EXERCISE PROMPT :: Output the lines that follow exactly as they are.

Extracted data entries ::
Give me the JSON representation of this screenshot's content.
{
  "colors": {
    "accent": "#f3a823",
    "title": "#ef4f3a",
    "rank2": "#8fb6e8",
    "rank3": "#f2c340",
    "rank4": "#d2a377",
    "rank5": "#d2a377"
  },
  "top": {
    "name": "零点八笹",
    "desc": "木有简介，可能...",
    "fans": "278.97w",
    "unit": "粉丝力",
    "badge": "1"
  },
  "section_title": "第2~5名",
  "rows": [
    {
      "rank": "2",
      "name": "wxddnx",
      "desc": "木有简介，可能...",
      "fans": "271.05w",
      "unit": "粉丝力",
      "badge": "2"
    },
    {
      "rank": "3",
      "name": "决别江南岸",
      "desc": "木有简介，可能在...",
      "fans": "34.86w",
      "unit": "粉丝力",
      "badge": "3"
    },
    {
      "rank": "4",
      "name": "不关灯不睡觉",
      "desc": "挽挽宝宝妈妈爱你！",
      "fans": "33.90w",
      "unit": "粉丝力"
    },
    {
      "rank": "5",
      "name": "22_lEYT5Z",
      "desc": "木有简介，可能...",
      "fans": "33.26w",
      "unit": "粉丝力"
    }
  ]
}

RESULT FOR THIS EXERCISE ::
Give me the JSON representation of this screenshot's content.
{
  "colors": {
    "accent": "#f3a823",
    "title": "#ef4f3a",
    "rank2": "#8fb6e8",
    "rank3": "#f2c340",
    "rank4": "#d2a377",
    "rank5": "#d2a377"
  },
  "top": {
    "name": "零点八笹",
    "desc": "木有简介，可能...",
    "fans": "278.97w",
    "unit": "粉丝力",
    "badge": "1"
  },
  "section_title": "第2~5名",
  "rows": [
    {
      "rank": "2",
      "name": "wxddnx",
      "desc": "木有简介，可能...",
      "fans": "271.05w",
      "unit": "粉丝力",
      "badge": "2"
    },
    {
      "rank": "3",
      "name": "决别江南岸",
      "desc": "木有简介，可能在...",
      "fans": "34.86w",
      "unit": "粉丝力",
      "badge": "3"
    },
    {
      "rank": "4",
      "name": "不关灯不睡觉",
      "desc": "挽挽宝宝妈妈爱你！",
      "fans": "33.90w",
      "unit": "粉丝力"
    },
    {
      "rank": "5",
      "name": "22_lEYT5Z",
      "desc": "木有简介，可能...",
      "fans": "33.26w",
      "unit": "粉丝力"
    }
  ]
}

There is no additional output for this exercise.